■ Written instruction
Copy each line below that includes "color".

Excerpts from a figure dataset:
· · · · · · ·
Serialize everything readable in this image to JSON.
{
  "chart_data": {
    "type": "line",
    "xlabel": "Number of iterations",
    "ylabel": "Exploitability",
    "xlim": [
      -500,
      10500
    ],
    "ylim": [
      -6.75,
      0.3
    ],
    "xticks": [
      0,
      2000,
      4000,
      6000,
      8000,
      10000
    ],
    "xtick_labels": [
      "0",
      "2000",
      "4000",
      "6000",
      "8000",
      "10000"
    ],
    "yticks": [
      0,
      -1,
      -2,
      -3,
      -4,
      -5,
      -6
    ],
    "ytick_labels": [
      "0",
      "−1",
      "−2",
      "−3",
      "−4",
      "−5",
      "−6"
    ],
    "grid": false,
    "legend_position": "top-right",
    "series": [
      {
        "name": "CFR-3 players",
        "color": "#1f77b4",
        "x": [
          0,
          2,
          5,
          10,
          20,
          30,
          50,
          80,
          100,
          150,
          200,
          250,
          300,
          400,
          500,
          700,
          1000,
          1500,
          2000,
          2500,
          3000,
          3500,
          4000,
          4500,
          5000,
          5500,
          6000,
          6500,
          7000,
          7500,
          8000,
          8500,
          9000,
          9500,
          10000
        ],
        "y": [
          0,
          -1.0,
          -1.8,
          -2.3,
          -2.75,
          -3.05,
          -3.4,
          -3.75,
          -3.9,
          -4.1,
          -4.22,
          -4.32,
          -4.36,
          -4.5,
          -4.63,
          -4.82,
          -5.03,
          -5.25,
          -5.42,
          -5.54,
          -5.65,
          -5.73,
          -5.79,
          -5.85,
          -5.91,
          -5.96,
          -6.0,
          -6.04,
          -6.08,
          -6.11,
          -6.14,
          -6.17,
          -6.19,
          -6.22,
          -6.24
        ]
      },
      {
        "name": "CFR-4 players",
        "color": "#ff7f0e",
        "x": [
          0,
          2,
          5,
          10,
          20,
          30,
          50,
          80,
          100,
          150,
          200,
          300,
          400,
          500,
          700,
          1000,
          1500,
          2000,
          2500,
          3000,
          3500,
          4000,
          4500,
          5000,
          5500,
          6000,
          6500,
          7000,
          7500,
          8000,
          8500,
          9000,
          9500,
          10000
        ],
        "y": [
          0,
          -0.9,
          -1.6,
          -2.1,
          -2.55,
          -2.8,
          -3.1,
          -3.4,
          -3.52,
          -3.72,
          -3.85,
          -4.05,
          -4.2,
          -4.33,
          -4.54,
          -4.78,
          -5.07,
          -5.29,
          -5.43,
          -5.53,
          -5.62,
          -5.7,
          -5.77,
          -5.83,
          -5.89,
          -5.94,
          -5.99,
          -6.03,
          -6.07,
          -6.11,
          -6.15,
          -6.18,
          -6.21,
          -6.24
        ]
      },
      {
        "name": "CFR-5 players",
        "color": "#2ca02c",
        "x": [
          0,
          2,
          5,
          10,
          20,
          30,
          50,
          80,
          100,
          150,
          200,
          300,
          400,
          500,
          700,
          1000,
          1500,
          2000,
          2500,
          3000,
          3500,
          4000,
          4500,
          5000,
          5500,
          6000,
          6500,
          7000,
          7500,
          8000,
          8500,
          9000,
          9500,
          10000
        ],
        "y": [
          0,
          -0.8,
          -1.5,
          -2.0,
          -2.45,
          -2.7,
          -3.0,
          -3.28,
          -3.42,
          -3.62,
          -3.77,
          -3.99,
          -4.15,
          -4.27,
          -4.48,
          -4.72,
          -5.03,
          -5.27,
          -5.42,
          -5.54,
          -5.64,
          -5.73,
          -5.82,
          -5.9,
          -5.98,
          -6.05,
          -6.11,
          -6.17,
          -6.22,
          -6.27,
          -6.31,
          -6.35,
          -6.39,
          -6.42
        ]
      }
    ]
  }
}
· · · · · · ·
■ Full answer
        "color": "#1f77b4",
        "color": "#ff7f0e",
        "color": "#2ca02c",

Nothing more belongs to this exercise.